The records ▸

>>>>

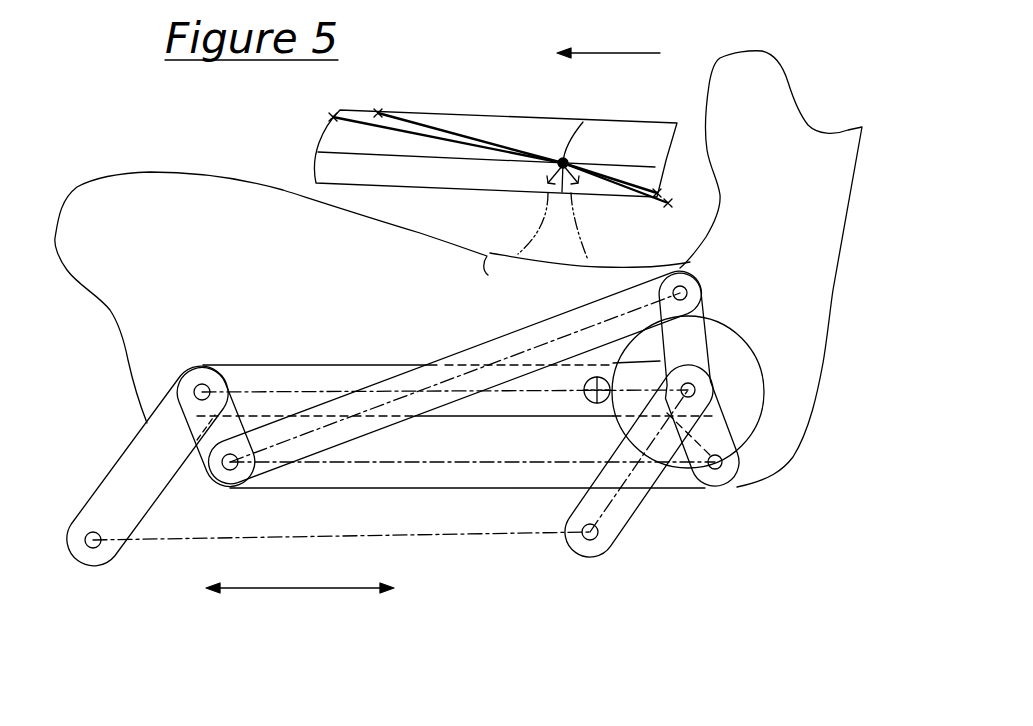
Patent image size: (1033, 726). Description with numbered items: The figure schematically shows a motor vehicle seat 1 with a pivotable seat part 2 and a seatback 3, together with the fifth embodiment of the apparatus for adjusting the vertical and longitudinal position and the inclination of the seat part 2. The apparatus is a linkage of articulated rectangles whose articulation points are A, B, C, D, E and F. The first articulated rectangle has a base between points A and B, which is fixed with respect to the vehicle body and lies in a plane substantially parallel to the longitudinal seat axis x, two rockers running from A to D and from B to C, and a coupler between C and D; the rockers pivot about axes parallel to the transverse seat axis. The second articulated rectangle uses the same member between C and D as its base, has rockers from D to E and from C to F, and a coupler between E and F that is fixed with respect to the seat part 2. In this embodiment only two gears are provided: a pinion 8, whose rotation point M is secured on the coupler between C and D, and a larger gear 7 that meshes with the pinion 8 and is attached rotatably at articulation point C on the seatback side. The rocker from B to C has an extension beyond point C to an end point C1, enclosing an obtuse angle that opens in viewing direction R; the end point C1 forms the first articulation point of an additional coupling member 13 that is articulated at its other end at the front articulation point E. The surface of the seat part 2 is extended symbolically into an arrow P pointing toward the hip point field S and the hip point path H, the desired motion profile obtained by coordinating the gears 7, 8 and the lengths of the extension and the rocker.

The motor vehicle seat 1 is at (93, 98).
The pivotable seat part 2 is at (93, 221).
The seatback 3 is at (777, 105).
The gear 7 is at (752, 400).
The pinion 8 is at (588, 398).
The coupling member 13 is at (553, 327).
The articulation point A is at (80, 563).
The articulation point B is at (603, 546).
The articulation point C is at (712, 360).
The end point C1 is at (687, 288).
The articulation point D is at (212, 387).
The articulation point E is at (226, 470).
The articulation point F is at (703, 483).
The hip point path H is at (413, 128).
The rotation point M is at (587, 382).
The arrow P is at (577, 190).
The viewing direction R is at (616, 54).
The hip point field S is at (634, 136).
The longitudinal seat axis x is at (303, 599).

<<<<

Problem to work on ▸
Output the items above as a two-column CSV with the header input,output. Give one row per item, with the item's text under input and its answer under output. Enclose each field in double quotes, replace line breaks with spaces, and omit the pictures.

Exercise result ▸
input,output
"Patent image size: (1033, 726). Description with numbered items: The figure schematically shows a motor vehicle seat 1 with a pivotable seat part 2 and a seatback 3, together with the fifth embodiment of the apparatus for adjusting the vertical and longitudinal position and the inclination of the seat part 2. The apparatus is a linkage of articulated rectangles whose articulation points are A, B, C, D, E and F. The first articulated rectangle has a base between points A and B, which is fixed with respect to the vehicle body and lies in a plane substantially parallel to the longitudinal seat axis x, two rockers running from A to D and from B to C, and a coupler between C and D; the rockers pivot about axes parallel to the transverse seat axis. The second articulated rectangle uses the same member between C and D as its base, has rockers from D to E and from C to F, and a coupler between E and F that is fixed with respect to the seat part 2. In this embodiment only two gears are provided: a pinion 8, whose rotation point M is secured on the coupler between C and D, and a larger gear 7 that meshes with the pinion 8 and is attached rotatably at articulation point C on the seatback side. The rocker from B to C has an extension beyond point C to an end point C1, enclosing an obtuse angle that opens in viewing direction R; the end point C1 forms the first articulation point of an additional coupling member 13 that is articulated at its other end at the front articulation point E. The surface of the seat part 2 is extended symbolically into an arrow P pointing toward the hip point field S and the hip point path H, the desired motion profile obtained by coordinating the gears 7, 8 and the lengths of the extension and the rocker.","The motor vehicle seat 1 is at (93, 98). The pivotable seat part 2 is at (93, 221). The seatback 3 is at (777, 105). The gear 7 is at (752, 400). The pinion 8 is at (588, 398). The coupling member 13 is at (553, 327). The articulation point A is at (80, 563). The articulation point B is at (603, 546). The articulation point C is at (712, 360). The end point C1 is at (687, 288). The articulation point D is at (212, 387). The articulation point E is at (226, 470). The articulation point F is at (703, 483). The hip point path H is at (413, 128). The rotation point M is at (587, 382). The arrow P is at (577, 190). The viewing direction R is at (616, 54). The hip point field S is at (634, 136). The longitudinal seat axis x is at (303, 599)."